WHAT THE TASK ASKS:
Can you reproduce the material from its first line through the line containing "The recess 14c is at (215, 325).", substituting "top view" for "plan view" and leaving everything else unchanged?

(Records from a dataset)
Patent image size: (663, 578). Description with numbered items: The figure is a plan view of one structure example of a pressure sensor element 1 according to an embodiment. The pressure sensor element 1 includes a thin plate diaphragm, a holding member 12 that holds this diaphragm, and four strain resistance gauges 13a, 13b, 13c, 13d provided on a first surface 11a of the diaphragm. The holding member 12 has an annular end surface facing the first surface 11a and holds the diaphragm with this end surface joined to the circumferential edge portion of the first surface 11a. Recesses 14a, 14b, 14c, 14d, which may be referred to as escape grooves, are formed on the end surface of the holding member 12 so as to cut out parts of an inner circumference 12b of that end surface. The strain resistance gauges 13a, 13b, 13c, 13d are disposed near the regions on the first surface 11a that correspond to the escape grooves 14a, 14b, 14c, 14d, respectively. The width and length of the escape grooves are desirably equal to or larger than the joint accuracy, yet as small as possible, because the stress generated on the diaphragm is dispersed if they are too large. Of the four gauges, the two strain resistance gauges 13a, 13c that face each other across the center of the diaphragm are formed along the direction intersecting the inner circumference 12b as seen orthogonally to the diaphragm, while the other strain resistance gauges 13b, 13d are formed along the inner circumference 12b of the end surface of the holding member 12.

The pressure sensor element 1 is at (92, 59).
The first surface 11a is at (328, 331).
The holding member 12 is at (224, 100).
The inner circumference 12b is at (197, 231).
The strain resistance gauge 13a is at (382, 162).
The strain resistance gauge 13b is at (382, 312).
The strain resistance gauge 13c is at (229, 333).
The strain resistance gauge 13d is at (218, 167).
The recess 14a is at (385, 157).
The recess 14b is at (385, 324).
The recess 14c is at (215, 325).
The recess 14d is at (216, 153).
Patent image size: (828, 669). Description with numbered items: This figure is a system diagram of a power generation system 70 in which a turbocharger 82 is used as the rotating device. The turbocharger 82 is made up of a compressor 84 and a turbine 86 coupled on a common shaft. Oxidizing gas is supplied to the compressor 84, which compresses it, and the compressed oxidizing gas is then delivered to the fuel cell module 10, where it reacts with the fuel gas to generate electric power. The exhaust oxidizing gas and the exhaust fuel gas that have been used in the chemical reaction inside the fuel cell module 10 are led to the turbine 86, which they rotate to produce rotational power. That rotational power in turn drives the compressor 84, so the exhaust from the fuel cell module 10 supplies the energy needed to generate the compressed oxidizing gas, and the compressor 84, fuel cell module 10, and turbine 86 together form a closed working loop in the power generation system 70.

RESPONSE:
Patent image size: (663, 578). Description with numbered items: The figure is a top view of one structure example of a pressure sensor element 1 according to an embodiment. The pressure sensor element 1 includes a thin plate diaphragm, a holding member 12 that holds this diaphragm, and four strain resistance gauges 13a, 13b, 13c, 13d provided on a first surface 11a of the diaphragm. The holding member 12 has an annular end surface facing the first surface 11a and holds the diaphragm with this end surface joined to the circumferential edge portion of the first surface 11a. Recesses 14a, 14b, 14c, 14d, which may be referred to as escape grooves, are formed on the end surface of the holding member 12 so as to cut out parts of an inner circumference 12b of that end surface. The strain resistance gauges 13a, 13b, 13c, 13d are disposed near the regions on the first surface 11a that correspond to the escape grooves 14a, 14b, 14c, 14d, respectively. The width and length of the escape grooves are desirably equal to or larger than the joint accuracy, yet as small as possible, because the stress generated on the diaphragm is dispersed if they are too large. Of the four gauges, the two strain resistance gauges 13a, 13c that face each other across the center of the diaphragm are formed along the direction intersecting the inner circumference 12b as seen orthogonally to the diaphragm, while the other strain resistance gauges 13b, 13d are formed along the inner circumference 12b of the end surface of the holding member 12.

The pressure sensor element 1 is at (92, 59).
The first surface 11a is at (328, 331).
The holding member 12 is at (224, 100).
The inner circumference 12b is at (197, 231).
The strain resistance gauge 13a is at (382, 162).
The strain resistance gauge 13b is at (382, 312).
The strain resistance gauge 13c is at (229, 333).
The strain resistance gauge 13d is at (218, 167).
The recess 14a is at (385, 157).
The recess 14b is at (385, 324).
The recess 14c is at (215, 325).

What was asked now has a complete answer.